[Start]

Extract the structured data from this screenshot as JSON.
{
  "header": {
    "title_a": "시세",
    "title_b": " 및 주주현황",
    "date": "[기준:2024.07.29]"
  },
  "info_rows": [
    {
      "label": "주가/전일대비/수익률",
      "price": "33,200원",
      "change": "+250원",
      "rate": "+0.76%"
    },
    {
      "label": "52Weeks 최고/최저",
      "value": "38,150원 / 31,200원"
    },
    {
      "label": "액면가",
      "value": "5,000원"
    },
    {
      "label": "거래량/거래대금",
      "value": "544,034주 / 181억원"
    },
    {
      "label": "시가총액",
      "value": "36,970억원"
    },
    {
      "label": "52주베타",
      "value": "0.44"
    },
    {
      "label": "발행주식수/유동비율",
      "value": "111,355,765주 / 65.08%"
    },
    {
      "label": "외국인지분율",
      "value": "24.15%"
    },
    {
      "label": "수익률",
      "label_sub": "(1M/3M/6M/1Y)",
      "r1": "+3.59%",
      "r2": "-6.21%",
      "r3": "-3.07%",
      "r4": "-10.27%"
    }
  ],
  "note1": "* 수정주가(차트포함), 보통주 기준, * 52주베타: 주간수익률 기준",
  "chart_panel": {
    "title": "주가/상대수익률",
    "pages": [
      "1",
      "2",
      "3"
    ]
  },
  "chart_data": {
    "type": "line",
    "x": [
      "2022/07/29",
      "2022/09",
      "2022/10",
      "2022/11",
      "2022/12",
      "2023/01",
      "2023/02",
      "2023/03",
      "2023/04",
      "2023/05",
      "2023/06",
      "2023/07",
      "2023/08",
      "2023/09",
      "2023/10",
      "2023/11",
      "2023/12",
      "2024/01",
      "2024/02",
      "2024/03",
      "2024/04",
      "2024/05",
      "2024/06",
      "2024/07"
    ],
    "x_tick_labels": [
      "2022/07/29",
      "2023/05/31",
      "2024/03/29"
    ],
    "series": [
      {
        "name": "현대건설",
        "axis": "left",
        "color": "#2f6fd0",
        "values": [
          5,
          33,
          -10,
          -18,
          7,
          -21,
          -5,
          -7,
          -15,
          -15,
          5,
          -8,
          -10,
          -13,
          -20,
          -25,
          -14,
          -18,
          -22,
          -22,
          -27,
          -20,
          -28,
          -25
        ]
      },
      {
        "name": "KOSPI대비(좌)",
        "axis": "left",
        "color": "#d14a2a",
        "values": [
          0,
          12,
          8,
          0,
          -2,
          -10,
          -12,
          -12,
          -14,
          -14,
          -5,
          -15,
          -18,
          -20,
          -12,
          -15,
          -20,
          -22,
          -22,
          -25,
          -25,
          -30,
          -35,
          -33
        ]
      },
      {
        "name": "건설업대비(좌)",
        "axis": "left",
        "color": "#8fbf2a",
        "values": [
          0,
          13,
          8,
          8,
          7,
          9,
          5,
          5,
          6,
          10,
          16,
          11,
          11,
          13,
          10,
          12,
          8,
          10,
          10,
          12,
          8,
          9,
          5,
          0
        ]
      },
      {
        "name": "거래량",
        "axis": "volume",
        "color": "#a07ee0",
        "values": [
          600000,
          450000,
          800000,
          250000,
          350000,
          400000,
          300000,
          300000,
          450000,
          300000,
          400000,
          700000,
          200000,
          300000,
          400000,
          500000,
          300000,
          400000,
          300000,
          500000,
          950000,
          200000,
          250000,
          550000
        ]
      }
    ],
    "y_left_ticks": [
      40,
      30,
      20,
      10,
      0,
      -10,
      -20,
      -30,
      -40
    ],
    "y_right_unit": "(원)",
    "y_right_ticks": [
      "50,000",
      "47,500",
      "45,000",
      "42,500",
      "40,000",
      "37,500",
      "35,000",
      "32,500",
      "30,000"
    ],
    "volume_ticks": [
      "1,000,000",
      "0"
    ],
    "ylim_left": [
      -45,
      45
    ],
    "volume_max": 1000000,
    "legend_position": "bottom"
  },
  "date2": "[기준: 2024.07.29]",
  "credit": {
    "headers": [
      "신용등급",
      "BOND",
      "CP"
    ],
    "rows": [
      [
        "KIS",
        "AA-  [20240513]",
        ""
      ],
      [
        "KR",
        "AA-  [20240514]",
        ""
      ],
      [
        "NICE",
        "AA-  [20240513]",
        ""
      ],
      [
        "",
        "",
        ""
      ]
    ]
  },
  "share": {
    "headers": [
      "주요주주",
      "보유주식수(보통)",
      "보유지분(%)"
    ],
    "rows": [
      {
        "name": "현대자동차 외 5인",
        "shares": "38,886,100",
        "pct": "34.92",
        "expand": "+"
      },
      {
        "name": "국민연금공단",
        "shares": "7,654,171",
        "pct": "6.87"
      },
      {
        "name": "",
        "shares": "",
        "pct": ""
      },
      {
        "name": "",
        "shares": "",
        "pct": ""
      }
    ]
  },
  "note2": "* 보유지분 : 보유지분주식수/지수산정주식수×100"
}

[End]

Would you reproduce all the entries exactly?

Extract the structured data from this screenshot as JSON.
{
  "header": {
    "title_a": "시세",
    "title_b": " 및 주주현황",
    "date": "[기준:2024.07.29]"
  },
  "info_rows": [
    {
      "label": "주가/전일대비/수익률",
      "price": "33,200원",
      "change": "+250원",
      "rate": "+0.76%"
    },
    {
      "label": "52Weeks 최고/최저",
      "value": "38,150원 / 31,200원"
    },
    {
      "label": "액면가",
      "value": "5,000원"
    },
    {
      "label": "거래량/거래대금",
      "value": "544,034주 / 181억원"
    },
    {
      "label": "시가총액",
      "value": "36,970억원"
    },
    {
      "label": "52주베타",
      "value": "0.44"
    },
    {
      "label": "발행주식수/유동비율",
      "value": "111,355,765주 / 65.08%"
    },
    {
      "label": "외국인지분율",
      "value": "24.15%"
    },
    {
      "label": "수익률",
      "label_sub": "(1M/3M/6M/1Y)",
      "r1": "+3.59%",
      "r2": "-6.21%",
      "r3": "-3.07%",
      "r4": "-10.27%"
    }
  ],
  "note1": "* 수정주가(차트포함), 보통주 기준, * 52주베타: 주간수익률 기준",
  "chart_panel": {
    "title": "주가/상대수익률",
    "pages": [
      "1",
      "2",
      "3"
    ]
  },
  "chart_data": {
    "type": "line",
    "x": [
      "2022/07/29",
      "2022/09",
      "2022/10",
      "2022/11",
      "2022/12",
      "2023/01",
      "2023/02",
      "2023/03",
      "2023/04",
      "2023/05",
      "2023/06",
      "2023/07",
      "2023/08",
      "2023/09",
      "2023/10",
      "2023/11",
      "2023/12",
      "2024/01",
      "2024/02",
      "2024/03",
      "2024/04",
      "2024/05",
      "2024/06",
      "2024/07"
    ],
    "x_tick_labels": [
      "2022/07/29",
      "2023/05/31",
      "2024/03/29"
    ],
    "series": [
      {
        "name": "현대건설",
        "axis": "left",
        "color": "#2f6fd0",
        "values": [
          5,
          33,
          -10,
          -18,
          7,
          -21,
          -5,
          -7,
          -15,
          -15,
          5,
          -8,
          -10,
          -13,
          -20,
          -25,
          -14,
          -18,
          -22,
          -22,
          -27,
          -20,
          -28,
          -25
        ]
      },
      {
        "name": "KOSPI대비(좌)",
        "axis": "left",
        "color": "#d14a2a",
        "values": [
          0,
          12,
          8,
          0,
          -2,
          -10,
          -12,
          -12,
          -14,
          -14,
          -5,
          -15,
          -18,
          -20,
          -12,
          -15,
          -20,
          -22,
          -22,
          -25,
          -25,
          -30,
          -35,
          -33
        ]
      },
      {
        "name": "건설업대비(좌)",
        "axis": "left",
        "color": "#8fbf2a",
        "values": [
          0,
          13,
          8,
          8,
          7,
          9,
          5,
          5,
          6,
          10,
          16,
          11,
          11,
          13,
          10,
          12,
          8,
          10,
          10,
          12,
          8,
          9,
          5,
          0
        ]
      },
      {
        "name": "거래량",
        "axis": "volume",
        "color": "#a07ee0",
        "values": [
          600000,
          450000,
          800000,
          250000,
          350000,
          400000,
          300000,
          300000,
          450000,
          300000,
          400000,
          700000,
          200000,
          300000,
          400000,
          500000,
          300000,
          400000,
          300000,
          500000,
          950000,
          200000,
          250000,
          550000
        ]
      }
    ],
    "y_left_ticks": [
      40,
      30,
      20,
      10,
      0,
      -10,
      -20,
      -30,
      -40
    ],
    "y_right_unit": "(원)",
    "y_right_ticks": [
      "50,000",
      "47,500",
      "45,000",
      "42,500",
      "40,000",
      "37,500",
      "35,000",
      "32,500",
      "30,000"
    ],
    "volume_ticks": [
      "1,000,000",
      "0"
    ],
    "ylim_left": [
      -45,
      45
    ],
    "volume_max": 1000000,
    "legend_position": "bottom"
  },
  "date2": "[기준: 2024.07.29]",
  "credit": {
    "headers": [
      "신용등급",
      "BOND",
      "CP"
    ],
    "rows": [
      [
        "KIS",
        "AA-  [20240513]",
        ""
      ],
      [
        "KR",
        "AA-  [20240514]",
        ""
      ],
      [
        "NICE",
        "AA-  [20240513]",
        ""
      ],
      [
        "",
        "",
        ""
      ]
    ]
  },
  "share": {
    "headers": [
      "주요주주",
      "보유주식수(보통)",
      "보유지분(%)"
    ],
    "rows": [
      {
        "name": "현대자동차 외 5인",
        "shares": "38,886,100",
        "pct": "34.92",
        "expand": "+"
      },
      {
        "name": "국민연금공단",
        "shares": "7,654,171",
        "pct": "6.87"
      },
      {
        "name": "",
        "shares": "",
        "pct": ""
      },
      {
        "name": "",
        "shares": "",
        "pct": ""
      }
    ]
  },
  "note2": "* 보유지분 : 보유지분주식수/지수산정주식수×100"
}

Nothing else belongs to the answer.